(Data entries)
**********

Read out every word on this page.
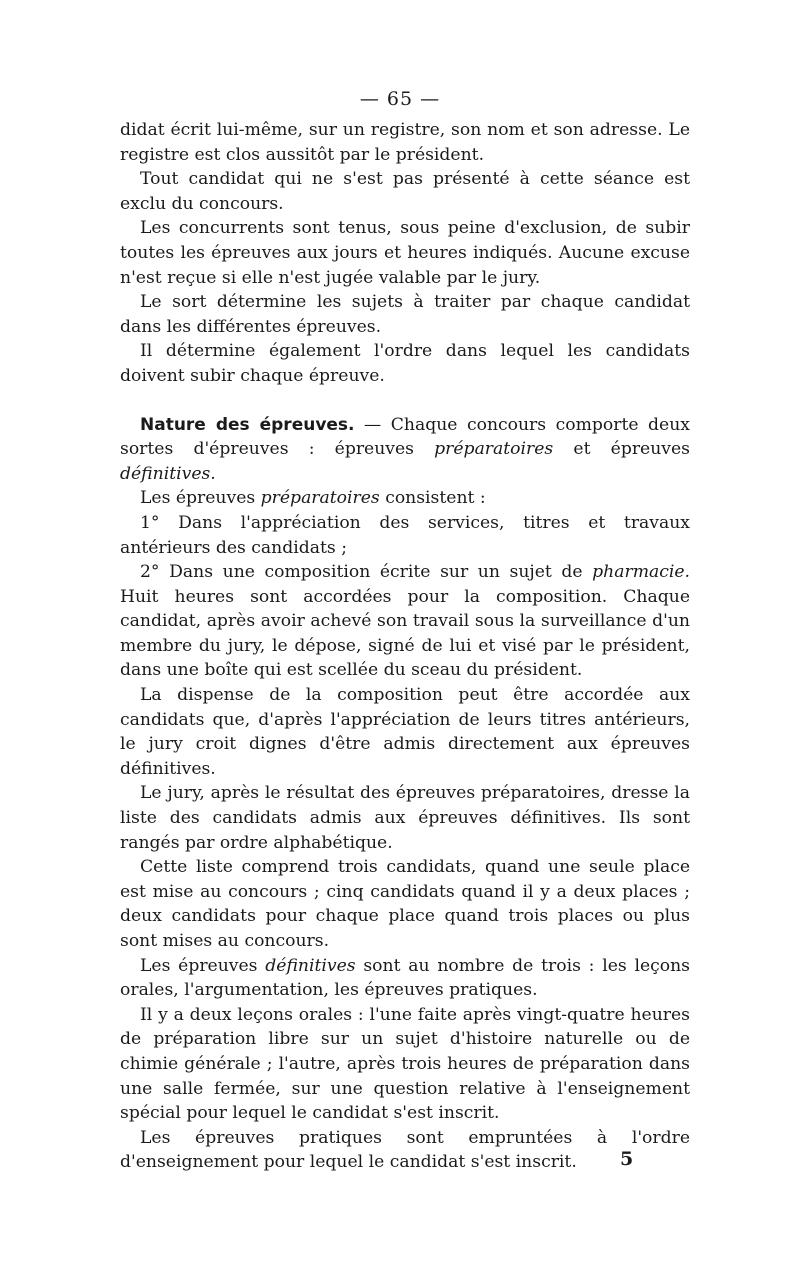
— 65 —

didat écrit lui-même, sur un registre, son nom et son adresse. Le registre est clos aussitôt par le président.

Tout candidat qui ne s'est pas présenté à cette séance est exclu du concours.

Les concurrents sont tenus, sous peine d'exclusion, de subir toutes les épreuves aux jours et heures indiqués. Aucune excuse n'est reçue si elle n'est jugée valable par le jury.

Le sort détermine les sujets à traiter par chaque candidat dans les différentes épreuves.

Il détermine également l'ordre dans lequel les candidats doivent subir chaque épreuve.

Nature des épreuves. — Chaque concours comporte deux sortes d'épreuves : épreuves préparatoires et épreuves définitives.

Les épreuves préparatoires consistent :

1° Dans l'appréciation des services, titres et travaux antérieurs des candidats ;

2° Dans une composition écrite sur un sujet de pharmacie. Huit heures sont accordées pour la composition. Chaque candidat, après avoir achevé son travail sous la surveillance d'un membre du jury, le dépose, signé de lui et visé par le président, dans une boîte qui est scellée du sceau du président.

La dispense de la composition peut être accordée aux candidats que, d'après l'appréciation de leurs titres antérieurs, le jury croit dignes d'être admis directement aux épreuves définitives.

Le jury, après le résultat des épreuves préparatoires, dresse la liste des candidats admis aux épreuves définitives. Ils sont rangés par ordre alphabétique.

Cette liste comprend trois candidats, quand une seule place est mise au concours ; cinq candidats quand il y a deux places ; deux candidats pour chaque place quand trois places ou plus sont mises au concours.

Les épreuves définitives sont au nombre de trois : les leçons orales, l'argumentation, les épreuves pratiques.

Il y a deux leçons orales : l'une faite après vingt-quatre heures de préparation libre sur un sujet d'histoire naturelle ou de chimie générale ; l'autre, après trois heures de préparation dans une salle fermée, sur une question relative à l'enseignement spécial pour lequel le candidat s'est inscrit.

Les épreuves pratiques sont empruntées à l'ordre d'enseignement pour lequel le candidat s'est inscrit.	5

**********

## GOAL OF THE EXERCISE
All of the lines above should be retyped precisely, apart from the pictures.

## COMPLETE RESPONSE
Read out every word on this page.
— 65 —

didat écrit lui-même, sur un registre, son nom et son adresse. Le registre est clos aussitôt par le président.

Tout candidat qui ne s'est pas présenté à cette séance est exclu du concours.

Les concurrents sont tenus, sous peine d'exclusion, de subir toutes les épreuves aux jours et heures indiqués. Aucune excuse n'est reçue si elle n'est jugée valable par le jury.

Le sort détermine les sujets à traiter par chaque candidat dans les différentes épreuves.

Il détermine également l'ordre dans lequel les candidats doivent subir chaque épreuve.

Nature des épreuves. — Chaque concours comporte deux sortes d'épreuves : épreuves préparatoires et épreuves définitives.

Les épreuves préparatoires consistent :

1° Dans l'appréciation des services, titres et travaux antérieurs des candidats ;

2° Dans une composition écrite sur un sujet de pharmacie. Huit heures sont accordées pour la composition. Chaque candidat, après avoir achevé son travail sous la surveillance d'un membre du jury, le dépose, signé de lui et visé par le président, dans une boîte qui est scellée du sceau du président.

La dispense de la composition peut être accordée aux candidats que, d'après l'appréciation de leurs titres antérieurs, le jury croit dignes d'être admis directement aux épreuves définitives.

Le jury, après le résultat des épreuves préparatoires, dresse la liste des candidats admis aux épreuves définitives. Ils sont rangés par ordre alphabétique.

Cette liste comprend trois candidats, quand une seule place est mise au concours ; cinq candidats quand il y a deux places ; deux candidats pour chaque place quand trois places ou plus sont mises au concours.

Les épreuves définitives sont au nombre de trois : les leçons orales, l'argumentation, les épreuves pratiques.

Il y a deux leçons orales : l'une faite après vingt-quatre heures de préparation libre sur un sujet d'histoire naturelle ou de chimie générale ; l'autre, après trois heures de préparation dans une salle fermée, sur une question relative à l'enseignement spécial pour lequel le candidat s'est inscrit.

Les épreuves pratiques sont empruntées à l'ordre d'enseignement pour lequel le candidat s'est inscrit.	5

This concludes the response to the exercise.